TASK OBJECTIVE —
Reply with only the number of lines that contain the string "title".

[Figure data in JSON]
....
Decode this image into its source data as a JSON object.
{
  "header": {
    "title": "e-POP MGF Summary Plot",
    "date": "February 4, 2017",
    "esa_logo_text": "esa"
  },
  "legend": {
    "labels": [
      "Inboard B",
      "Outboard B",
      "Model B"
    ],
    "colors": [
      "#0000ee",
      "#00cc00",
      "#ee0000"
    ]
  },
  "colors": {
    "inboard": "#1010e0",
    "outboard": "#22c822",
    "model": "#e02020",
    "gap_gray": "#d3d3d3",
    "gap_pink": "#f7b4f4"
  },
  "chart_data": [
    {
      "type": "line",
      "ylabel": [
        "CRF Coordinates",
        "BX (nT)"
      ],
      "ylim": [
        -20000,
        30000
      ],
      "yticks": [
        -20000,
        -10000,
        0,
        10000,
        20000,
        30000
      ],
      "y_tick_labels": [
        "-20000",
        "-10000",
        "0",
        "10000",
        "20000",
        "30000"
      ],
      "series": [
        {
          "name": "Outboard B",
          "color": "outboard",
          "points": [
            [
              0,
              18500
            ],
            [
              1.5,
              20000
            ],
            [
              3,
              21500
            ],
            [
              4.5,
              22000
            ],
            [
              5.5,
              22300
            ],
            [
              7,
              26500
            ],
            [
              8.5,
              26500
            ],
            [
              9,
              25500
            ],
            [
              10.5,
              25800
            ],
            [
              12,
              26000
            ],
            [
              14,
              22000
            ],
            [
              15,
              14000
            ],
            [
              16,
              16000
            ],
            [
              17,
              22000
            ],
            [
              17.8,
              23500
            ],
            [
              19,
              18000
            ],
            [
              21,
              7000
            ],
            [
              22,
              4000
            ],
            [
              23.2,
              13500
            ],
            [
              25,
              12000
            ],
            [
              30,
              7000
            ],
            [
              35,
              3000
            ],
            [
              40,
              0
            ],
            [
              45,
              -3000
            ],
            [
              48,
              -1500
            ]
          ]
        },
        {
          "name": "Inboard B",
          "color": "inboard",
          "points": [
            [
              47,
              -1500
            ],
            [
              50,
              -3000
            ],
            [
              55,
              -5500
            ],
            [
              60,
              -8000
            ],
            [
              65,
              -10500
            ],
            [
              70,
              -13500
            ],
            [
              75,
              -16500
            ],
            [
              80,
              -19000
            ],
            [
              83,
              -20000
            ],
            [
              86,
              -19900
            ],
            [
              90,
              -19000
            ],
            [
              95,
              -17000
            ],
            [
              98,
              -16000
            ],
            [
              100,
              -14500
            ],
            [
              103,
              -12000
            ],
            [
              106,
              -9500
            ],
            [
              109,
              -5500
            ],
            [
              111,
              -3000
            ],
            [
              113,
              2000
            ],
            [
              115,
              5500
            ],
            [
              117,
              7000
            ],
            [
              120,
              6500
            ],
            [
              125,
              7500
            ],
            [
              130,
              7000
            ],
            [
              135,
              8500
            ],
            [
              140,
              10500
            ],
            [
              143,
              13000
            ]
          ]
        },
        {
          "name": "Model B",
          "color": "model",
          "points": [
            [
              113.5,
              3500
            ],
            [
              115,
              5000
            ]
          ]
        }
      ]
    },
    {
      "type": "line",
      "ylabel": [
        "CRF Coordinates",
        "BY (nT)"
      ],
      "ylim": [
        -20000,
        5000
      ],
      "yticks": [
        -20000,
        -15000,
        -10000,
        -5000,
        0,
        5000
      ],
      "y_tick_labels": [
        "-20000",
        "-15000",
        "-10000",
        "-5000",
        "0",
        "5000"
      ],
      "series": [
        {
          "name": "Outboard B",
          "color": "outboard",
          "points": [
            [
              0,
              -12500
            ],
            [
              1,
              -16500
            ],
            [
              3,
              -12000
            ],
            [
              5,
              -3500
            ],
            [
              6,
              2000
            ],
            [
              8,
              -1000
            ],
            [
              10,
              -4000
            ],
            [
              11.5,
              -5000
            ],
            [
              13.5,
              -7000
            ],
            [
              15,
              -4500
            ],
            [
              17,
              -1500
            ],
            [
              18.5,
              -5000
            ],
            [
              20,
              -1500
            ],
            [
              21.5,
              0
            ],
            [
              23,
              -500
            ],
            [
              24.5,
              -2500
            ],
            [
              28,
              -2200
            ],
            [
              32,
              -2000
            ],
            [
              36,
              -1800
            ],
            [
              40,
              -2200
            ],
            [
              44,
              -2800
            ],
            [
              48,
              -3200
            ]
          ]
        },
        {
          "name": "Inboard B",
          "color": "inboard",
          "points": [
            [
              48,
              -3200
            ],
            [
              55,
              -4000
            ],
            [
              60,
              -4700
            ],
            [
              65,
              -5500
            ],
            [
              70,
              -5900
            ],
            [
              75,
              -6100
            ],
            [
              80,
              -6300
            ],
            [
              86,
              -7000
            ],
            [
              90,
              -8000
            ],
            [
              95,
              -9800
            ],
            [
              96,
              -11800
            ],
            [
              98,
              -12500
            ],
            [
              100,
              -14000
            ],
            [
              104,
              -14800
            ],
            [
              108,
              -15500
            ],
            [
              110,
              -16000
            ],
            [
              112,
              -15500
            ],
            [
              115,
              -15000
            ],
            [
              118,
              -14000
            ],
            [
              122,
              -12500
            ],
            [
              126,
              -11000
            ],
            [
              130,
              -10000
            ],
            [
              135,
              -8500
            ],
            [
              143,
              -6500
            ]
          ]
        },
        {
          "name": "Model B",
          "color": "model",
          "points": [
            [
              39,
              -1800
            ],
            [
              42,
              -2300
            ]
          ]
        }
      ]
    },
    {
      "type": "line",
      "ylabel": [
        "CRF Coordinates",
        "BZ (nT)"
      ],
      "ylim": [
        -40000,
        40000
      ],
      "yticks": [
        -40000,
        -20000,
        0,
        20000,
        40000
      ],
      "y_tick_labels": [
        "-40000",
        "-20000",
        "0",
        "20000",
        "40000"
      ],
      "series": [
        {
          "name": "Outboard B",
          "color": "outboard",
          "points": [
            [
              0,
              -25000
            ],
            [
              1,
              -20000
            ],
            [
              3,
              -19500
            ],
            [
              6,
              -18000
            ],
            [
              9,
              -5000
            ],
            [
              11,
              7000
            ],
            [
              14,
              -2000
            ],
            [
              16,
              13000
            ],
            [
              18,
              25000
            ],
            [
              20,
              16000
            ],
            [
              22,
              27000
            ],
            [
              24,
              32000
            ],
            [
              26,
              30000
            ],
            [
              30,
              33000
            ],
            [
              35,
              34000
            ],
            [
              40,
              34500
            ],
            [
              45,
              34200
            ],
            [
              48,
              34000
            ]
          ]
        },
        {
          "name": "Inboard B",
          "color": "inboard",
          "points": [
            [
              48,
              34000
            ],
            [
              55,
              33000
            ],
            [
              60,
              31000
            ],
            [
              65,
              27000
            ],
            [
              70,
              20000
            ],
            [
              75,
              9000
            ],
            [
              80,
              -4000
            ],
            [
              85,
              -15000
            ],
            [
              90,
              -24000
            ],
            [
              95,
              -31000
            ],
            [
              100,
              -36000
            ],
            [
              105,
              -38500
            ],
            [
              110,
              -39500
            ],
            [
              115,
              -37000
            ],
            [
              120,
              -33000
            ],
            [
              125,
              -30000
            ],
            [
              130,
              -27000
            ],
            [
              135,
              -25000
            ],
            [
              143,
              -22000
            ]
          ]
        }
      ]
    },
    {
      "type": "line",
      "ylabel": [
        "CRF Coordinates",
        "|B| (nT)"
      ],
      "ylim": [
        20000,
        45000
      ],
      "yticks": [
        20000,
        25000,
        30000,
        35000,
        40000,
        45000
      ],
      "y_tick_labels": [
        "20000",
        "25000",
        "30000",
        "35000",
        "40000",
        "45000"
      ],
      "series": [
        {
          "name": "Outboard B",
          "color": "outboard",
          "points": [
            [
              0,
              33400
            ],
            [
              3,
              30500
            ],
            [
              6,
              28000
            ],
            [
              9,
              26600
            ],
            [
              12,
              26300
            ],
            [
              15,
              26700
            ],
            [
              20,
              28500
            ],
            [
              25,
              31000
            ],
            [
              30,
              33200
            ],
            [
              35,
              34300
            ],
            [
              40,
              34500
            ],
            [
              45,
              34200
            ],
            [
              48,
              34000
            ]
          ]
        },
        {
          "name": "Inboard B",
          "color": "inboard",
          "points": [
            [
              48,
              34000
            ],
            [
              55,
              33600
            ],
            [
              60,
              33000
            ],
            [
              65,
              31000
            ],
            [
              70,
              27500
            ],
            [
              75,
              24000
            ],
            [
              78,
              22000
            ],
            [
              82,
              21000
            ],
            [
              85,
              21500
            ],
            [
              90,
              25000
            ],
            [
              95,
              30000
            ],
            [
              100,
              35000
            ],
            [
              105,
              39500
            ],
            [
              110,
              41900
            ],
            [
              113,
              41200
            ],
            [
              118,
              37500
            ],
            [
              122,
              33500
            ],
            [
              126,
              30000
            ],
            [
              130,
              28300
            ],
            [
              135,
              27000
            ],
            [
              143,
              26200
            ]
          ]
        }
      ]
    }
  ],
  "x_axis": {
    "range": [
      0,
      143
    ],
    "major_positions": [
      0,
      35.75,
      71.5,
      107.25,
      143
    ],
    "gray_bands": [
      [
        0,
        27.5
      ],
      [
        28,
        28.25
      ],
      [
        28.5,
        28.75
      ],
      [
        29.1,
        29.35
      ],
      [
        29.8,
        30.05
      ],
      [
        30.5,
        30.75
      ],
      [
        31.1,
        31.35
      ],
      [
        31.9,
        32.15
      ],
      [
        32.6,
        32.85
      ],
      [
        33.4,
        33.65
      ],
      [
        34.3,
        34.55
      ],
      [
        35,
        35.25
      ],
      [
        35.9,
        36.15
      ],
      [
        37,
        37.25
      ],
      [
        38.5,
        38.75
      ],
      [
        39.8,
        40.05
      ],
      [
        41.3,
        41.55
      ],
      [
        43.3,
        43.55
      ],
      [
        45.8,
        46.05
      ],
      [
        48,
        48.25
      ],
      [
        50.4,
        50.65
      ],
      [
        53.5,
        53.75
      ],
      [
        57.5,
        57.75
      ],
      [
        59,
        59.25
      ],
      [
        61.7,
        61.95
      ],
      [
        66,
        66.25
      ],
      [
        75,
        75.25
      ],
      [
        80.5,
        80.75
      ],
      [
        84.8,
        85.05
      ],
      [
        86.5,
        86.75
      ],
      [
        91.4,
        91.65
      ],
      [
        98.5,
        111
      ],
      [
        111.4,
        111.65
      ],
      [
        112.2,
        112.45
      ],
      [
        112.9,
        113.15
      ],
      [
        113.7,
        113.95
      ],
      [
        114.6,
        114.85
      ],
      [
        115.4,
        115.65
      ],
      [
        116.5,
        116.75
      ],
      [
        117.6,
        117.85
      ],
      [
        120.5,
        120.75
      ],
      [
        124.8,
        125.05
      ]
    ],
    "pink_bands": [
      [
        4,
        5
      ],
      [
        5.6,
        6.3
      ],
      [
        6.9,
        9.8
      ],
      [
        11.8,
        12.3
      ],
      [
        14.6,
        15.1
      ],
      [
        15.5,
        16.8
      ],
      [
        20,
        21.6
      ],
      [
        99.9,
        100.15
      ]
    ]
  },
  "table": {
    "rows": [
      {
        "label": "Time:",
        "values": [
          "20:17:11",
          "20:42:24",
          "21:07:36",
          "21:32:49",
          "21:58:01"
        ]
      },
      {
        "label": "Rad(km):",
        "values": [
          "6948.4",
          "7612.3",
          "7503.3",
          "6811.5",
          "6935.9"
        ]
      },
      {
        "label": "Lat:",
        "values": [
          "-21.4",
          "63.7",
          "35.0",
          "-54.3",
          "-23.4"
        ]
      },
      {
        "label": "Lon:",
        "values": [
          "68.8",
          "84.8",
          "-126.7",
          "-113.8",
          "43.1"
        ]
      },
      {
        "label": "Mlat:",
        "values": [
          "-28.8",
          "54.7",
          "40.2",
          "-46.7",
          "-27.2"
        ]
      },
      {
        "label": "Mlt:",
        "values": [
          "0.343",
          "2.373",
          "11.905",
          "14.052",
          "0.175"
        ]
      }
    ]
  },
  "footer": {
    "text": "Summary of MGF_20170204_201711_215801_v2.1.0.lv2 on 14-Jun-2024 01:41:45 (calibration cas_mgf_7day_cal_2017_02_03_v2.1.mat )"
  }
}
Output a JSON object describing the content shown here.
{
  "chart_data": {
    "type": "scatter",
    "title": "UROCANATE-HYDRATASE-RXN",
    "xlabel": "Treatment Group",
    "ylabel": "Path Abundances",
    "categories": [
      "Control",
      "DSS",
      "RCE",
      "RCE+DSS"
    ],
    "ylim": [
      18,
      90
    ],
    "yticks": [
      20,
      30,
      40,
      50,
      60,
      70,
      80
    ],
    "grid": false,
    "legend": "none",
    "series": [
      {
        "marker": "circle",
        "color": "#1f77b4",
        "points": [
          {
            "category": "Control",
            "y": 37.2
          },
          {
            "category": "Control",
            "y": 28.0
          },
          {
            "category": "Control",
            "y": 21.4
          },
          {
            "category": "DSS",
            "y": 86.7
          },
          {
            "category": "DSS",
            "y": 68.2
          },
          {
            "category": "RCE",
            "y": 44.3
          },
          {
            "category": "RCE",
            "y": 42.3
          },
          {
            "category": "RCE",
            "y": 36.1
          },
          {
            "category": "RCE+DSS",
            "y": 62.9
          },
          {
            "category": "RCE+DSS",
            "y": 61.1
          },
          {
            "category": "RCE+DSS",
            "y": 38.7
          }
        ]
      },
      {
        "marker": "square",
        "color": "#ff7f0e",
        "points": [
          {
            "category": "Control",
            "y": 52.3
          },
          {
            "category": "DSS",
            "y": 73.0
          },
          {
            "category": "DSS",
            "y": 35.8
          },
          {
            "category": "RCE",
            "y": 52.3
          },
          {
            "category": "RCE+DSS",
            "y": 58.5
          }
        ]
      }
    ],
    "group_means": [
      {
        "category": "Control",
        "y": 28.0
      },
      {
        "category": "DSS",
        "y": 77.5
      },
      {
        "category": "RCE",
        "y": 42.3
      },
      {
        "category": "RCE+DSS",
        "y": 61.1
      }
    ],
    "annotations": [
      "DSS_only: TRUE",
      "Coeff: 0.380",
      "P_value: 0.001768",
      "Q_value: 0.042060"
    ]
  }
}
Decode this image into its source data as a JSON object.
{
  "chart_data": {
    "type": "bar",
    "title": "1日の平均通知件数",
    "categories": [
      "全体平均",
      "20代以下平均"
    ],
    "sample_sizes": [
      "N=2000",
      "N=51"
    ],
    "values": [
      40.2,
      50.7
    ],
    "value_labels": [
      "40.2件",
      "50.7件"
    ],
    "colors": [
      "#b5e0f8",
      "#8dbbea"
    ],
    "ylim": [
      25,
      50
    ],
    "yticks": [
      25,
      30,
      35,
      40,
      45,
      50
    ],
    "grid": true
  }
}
....
EXERCISE SOLUTION —
3